Data items:

━━━

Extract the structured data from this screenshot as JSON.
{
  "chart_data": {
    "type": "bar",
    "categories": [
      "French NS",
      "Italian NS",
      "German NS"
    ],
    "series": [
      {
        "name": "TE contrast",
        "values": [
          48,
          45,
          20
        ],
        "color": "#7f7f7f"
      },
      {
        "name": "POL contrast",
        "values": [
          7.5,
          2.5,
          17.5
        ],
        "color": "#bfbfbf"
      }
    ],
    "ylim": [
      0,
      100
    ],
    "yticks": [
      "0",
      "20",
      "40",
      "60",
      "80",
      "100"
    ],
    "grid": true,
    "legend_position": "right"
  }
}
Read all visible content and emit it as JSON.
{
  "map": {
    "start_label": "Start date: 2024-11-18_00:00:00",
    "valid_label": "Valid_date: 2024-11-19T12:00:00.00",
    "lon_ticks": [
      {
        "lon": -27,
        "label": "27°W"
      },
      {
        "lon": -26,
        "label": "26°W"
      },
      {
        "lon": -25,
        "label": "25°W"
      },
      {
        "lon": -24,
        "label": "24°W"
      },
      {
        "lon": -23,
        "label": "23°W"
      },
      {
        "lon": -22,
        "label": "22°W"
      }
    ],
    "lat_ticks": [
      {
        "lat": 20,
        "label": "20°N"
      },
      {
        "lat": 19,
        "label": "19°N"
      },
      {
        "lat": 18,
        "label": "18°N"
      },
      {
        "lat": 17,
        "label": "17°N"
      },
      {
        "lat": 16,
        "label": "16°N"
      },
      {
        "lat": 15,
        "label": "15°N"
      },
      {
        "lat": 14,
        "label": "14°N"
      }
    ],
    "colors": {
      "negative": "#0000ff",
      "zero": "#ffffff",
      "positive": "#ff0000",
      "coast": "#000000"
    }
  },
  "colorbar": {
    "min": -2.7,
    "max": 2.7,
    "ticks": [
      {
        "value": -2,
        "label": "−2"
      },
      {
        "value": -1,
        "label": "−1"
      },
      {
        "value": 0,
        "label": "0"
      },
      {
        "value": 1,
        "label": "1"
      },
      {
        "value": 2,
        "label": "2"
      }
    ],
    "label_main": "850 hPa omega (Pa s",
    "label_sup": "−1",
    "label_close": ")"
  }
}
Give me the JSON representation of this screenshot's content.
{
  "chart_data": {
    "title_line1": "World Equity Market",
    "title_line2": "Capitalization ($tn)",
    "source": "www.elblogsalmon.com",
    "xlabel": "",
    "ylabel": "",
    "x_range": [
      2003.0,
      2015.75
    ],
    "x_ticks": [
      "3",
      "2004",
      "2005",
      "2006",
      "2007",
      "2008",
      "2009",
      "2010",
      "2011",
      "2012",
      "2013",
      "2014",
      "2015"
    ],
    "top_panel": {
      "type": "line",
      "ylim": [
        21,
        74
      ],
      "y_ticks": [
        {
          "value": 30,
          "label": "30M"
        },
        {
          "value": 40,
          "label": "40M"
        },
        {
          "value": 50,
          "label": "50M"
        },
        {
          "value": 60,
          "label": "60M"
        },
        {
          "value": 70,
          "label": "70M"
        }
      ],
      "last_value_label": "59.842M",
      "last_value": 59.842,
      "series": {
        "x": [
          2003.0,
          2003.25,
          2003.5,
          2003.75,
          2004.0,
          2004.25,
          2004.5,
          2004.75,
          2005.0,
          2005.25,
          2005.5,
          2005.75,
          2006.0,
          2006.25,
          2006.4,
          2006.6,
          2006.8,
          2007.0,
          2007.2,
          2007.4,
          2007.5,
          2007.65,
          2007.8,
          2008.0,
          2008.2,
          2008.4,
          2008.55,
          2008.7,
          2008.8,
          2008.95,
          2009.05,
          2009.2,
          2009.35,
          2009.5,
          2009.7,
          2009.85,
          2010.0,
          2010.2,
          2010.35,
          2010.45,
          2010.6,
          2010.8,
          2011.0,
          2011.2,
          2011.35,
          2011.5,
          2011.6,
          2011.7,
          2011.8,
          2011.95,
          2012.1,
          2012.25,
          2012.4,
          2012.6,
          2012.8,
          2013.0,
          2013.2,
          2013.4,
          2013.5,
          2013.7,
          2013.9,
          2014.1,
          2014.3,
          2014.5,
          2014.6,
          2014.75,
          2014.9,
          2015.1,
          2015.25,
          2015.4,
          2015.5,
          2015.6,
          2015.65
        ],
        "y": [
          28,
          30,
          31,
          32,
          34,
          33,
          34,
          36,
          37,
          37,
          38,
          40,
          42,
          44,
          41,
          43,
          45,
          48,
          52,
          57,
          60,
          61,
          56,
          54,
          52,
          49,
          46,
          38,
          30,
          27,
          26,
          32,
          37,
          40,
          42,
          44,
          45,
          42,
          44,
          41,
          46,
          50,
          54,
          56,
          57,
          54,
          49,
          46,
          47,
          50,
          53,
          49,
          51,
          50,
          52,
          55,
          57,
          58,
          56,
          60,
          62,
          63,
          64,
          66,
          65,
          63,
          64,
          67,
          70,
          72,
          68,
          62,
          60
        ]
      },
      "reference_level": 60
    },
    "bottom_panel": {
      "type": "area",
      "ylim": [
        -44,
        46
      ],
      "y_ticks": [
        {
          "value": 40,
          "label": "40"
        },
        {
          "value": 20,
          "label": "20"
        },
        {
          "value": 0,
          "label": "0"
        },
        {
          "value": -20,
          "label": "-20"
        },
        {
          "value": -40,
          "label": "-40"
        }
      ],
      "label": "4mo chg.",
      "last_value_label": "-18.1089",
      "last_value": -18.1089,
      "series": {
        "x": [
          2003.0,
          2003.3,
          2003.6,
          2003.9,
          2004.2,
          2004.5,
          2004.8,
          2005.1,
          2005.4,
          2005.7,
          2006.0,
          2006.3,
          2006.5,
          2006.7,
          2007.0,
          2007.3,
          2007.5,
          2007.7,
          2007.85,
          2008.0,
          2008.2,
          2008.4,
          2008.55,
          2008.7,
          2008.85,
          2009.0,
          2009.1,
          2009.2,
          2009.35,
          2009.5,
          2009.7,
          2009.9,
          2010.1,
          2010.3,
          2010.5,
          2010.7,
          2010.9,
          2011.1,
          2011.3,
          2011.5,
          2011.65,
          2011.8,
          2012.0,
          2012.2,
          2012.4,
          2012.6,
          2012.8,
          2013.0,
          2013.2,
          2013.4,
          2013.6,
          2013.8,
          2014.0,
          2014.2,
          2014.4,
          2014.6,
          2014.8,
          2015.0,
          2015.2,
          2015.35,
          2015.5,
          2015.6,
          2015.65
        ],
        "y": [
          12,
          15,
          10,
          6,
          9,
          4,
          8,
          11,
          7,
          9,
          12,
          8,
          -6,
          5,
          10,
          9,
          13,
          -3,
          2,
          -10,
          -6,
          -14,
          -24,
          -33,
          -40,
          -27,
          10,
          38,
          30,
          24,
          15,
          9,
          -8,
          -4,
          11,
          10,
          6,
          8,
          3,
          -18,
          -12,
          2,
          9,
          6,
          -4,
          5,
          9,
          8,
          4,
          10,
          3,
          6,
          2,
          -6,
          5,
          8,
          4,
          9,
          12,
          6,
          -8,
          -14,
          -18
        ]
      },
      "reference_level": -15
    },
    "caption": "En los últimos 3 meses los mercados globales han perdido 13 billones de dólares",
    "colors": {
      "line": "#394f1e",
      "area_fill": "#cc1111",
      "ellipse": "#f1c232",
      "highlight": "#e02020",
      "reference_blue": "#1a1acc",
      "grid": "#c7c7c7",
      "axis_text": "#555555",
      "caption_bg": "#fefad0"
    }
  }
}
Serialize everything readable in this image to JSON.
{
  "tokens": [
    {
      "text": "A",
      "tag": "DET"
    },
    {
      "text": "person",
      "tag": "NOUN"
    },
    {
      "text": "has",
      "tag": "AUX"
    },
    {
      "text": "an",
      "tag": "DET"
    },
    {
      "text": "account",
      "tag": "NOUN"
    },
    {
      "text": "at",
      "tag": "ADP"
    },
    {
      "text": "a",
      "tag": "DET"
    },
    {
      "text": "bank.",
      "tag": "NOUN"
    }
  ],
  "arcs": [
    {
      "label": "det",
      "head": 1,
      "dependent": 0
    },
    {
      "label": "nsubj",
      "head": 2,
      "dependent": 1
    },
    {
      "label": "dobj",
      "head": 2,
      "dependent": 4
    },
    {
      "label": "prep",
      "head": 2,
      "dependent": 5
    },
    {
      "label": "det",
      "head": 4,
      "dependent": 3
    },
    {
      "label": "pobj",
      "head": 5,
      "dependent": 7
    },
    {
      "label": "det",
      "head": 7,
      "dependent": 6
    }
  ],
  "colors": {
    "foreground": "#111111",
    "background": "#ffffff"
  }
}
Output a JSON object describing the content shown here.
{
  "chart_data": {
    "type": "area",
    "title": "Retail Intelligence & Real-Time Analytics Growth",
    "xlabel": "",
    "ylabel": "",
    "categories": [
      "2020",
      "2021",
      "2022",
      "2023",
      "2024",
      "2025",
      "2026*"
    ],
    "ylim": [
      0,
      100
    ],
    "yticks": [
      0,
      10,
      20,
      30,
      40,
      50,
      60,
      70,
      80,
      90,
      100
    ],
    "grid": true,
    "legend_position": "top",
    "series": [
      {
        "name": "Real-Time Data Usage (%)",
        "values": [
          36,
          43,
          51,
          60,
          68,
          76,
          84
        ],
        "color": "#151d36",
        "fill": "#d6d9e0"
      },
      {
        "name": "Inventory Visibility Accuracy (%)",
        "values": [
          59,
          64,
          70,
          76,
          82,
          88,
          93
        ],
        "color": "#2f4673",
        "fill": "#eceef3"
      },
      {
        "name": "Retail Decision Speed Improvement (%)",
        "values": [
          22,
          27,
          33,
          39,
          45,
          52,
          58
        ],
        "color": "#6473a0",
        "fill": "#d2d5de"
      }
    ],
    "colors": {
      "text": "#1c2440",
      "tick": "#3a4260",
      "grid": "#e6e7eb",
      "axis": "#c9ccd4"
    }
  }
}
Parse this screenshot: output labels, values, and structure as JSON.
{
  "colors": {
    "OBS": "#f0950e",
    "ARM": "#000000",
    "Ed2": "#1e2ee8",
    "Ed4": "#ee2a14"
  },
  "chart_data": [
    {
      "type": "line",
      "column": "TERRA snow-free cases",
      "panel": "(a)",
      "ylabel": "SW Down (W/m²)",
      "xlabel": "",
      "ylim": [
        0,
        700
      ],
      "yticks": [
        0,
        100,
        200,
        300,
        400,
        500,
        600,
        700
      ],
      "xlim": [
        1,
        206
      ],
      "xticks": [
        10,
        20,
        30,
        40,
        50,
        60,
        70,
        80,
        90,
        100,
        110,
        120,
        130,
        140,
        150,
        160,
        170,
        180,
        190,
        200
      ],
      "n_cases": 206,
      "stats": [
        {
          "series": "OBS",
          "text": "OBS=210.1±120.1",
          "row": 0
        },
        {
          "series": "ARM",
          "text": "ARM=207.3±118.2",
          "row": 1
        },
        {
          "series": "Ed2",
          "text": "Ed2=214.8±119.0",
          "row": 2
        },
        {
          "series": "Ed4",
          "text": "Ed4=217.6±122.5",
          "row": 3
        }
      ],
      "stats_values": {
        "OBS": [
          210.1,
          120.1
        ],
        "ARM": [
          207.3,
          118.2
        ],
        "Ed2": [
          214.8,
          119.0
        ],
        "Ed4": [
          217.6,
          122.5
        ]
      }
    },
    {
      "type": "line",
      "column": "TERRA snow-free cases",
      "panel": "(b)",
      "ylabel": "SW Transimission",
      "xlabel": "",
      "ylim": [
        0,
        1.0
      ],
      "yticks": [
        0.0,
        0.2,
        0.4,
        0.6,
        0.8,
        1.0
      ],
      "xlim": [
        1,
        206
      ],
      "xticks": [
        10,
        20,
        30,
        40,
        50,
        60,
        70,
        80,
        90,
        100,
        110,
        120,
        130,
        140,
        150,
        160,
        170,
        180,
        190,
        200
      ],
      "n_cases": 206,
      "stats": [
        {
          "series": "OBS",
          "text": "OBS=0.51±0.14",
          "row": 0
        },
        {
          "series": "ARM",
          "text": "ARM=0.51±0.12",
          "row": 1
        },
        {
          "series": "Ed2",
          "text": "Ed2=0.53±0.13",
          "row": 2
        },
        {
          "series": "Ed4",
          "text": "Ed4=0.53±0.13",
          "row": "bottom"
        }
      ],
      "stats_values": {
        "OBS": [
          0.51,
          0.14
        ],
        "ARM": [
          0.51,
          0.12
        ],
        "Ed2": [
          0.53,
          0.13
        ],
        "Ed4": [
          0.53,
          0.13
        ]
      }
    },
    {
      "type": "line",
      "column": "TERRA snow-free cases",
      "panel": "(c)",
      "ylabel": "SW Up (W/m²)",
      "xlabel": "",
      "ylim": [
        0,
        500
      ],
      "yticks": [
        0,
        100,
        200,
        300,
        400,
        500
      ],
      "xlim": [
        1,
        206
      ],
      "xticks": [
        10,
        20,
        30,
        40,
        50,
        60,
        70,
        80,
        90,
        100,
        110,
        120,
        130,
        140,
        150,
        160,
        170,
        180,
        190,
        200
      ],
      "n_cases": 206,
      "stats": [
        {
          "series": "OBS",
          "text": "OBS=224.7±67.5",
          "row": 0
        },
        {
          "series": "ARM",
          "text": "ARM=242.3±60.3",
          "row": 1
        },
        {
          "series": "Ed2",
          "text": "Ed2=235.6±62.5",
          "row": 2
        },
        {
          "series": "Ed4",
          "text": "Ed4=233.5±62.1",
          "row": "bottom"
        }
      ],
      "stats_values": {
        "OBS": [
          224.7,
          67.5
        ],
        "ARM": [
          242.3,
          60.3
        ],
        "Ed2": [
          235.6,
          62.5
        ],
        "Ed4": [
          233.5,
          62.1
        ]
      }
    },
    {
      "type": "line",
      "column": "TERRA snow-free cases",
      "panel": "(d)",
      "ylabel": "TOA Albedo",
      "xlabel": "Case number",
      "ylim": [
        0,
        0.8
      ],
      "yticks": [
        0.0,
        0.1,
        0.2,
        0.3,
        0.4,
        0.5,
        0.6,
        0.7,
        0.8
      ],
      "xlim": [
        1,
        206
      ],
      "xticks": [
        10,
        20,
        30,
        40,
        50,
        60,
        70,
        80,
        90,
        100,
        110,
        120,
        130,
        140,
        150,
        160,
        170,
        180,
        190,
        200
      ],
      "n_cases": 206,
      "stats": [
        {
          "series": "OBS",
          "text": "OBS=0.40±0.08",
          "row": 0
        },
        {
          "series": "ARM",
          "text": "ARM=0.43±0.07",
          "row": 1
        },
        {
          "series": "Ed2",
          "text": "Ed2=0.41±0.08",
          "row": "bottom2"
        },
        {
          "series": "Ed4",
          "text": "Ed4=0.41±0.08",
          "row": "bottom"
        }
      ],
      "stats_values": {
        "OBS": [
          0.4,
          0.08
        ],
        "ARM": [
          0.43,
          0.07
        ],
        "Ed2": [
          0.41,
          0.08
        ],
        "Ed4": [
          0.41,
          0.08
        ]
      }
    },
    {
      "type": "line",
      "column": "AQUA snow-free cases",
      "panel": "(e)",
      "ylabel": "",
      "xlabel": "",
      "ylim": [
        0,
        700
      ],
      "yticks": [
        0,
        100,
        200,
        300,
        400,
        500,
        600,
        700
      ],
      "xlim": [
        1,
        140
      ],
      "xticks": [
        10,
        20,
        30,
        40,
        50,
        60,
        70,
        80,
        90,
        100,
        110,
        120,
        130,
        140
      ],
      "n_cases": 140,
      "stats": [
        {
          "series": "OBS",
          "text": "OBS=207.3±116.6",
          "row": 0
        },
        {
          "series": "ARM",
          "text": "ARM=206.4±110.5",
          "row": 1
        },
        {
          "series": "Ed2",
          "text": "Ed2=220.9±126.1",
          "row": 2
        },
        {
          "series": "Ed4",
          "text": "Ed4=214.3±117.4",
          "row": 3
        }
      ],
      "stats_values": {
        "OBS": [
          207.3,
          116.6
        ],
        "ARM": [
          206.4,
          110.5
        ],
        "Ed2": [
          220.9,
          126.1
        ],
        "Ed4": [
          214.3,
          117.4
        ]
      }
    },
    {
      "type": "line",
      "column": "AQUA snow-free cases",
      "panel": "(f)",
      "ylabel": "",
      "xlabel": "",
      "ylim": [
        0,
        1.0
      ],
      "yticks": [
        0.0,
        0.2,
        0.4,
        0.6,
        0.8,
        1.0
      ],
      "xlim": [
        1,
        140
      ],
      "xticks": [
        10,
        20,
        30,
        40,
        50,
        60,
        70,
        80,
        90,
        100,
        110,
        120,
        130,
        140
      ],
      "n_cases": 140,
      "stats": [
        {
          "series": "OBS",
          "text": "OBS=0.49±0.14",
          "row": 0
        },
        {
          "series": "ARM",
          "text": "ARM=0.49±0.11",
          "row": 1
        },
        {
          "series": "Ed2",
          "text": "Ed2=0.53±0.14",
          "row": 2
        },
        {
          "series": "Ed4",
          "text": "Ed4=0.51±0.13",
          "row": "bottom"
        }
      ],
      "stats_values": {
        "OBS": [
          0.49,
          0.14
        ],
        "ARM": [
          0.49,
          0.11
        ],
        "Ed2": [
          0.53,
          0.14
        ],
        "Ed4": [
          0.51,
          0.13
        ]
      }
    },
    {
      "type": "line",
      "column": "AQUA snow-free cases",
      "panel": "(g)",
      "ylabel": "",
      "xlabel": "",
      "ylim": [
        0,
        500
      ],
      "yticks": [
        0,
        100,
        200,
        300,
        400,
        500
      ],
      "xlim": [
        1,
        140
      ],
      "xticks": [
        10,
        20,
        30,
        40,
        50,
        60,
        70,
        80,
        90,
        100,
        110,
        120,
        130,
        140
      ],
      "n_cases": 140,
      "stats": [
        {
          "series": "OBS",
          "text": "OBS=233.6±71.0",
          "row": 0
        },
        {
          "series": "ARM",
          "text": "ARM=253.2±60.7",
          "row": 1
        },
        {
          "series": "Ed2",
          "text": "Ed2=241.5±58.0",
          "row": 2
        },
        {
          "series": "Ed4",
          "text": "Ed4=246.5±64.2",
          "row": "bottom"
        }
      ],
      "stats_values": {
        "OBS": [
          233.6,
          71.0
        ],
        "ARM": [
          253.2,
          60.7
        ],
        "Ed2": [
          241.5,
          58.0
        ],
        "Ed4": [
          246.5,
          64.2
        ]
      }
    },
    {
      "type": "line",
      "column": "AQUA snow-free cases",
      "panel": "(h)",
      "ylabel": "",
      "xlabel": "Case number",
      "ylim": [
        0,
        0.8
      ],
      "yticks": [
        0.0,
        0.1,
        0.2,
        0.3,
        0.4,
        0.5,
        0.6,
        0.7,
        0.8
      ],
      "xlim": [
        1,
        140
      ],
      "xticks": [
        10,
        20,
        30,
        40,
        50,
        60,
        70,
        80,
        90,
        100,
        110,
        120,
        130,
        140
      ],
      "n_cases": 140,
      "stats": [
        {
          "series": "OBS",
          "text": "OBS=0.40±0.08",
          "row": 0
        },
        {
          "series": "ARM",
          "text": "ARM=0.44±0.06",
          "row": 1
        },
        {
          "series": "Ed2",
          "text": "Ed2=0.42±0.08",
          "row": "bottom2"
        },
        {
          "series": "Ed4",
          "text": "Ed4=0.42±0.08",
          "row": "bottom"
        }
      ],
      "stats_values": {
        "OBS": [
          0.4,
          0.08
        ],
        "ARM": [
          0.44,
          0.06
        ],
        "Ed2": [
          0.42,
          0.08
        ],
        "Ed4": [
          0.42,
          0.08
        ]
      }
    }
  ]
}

━━━

*Goal*
Copy each line from the data above that includes "name".

*Written response*
        "name": "TE contrast",
        "name": "POL contrast",
        "name": "Real-Time Data Usage (%)",
        "name": "Inventory Visibility Accuracy (%)",
        "name": "Retail Decision Speed Improvement (%)",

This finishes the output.